- _Input data_
-*-

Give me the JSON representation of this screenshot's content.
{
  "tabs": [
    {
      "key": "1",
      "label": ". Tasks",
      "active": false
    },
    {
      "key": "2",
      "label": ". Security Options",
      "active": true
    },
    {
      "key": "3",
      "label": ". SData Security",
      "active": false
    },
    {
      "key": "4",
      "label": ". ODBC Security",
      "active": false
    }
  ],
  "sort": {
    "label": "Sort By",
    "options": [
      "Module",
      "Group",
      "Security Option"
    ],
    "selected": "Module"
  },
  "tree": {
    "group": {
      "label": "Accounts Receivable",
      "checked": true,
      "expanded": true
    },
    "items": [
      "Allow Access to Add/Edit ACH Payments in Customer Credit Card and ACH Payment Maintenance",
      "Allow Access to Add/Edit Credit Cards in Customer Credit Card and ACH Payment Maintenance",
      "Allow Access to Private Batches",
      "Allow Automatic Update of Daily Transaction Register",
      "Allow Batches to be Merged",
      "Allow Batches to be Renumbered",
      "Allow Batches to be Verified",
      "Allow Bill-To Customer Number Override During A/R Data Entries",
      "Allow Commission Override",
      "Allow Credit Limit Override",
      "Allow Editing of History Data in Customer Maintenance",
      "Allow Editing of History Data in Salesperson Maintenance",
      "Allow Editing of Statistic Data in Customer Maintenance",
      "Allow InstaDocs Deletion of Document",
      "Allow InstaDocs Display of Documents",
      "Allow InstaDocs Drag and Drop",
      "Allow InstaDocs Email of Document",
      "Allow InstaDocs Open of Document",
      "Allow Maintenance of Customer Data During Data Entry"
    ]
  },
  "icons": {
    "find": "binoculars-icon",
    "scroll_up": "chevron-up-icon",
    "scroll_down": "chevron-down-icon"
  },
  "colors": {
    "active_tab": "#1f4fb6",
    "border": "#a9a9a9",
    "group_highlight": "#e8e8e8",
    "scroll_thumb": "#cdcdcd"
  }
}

-*-

- _Task requirements_
Please restate the whole listing word for word.

- _Output below_
Give me the JSON representation of this screenshot's content.
{
  "tabs": [
    {
      "key": "1",
      "label": ". Tasks",
      "active": false
    },
    {
      "key": "2",
      "label": ". Security Options",
      "active": true
    },
    {
      "key": "3",
      "label": ". SData Security",
      "active": false
    },
    {
      "key": "4",
      "label": ". ODBC Security",
      "active": false
    }
  ],
  "sort": {
    "label": "Sort By",
    "options": [
      "Module",
      "Group",
      "Security Option"
    ],
    "selected": "Module"
  },
  "tree": {
    "group": {
      "label": "Accounts Receivable",
      "checked": true,
      "expanded": true
    },
    "items": [
      "Allow Access to Add/Edit ACH Payments in Customer Credit Card and ACH Payment Maintenance",
      "Allow Access to Add/Edit Credit Cards in Customer Credit Card and ACH Payment Maintenance",
      "Allow Access to Private Batches",
      "Allow Automatic Update of Daily Transaction Register",
      "Allow Batches to be Merged",
      "Allow Batches to be Renumbered",
      "Allow Batches to be Verified",
      "Allow Bill-To Customer Number Override During A/R Data Entries",
      "Allow Commission Override",
      "Allow Credit Limit Override",
      "Allow Editing of History Data in Customer Maintenance",
      "Allow Editing of History Data in Salesperson Maintenance",
      "Allow Editing of Statistic Data in Customer Maintenance",
      "Allow InstaDocs Deletion of Document",
      "Allow InstaDocs Display of Documents",
      "Allow InstaDocs Drag and Drop",
      "Allow InstaDocs Email of Document",
      "Allow InstaDocs Open of Document",
      "Allow Maintenance of Customer Data During Data Entry"
    ]
  },
  "icons": {
    "find": "binoculars-icon",
    "scroll_up": "chevron-up-icon",
    "scroll_down": "chevron-down-icon"
  },
  "colors": {
    "active_tab": "#1f4fb6",
    "border": "#a9a9a9",
    "group_highlight": "#e8e8e8",
    "scroll_thumb": "#cdcdcd"
  }
}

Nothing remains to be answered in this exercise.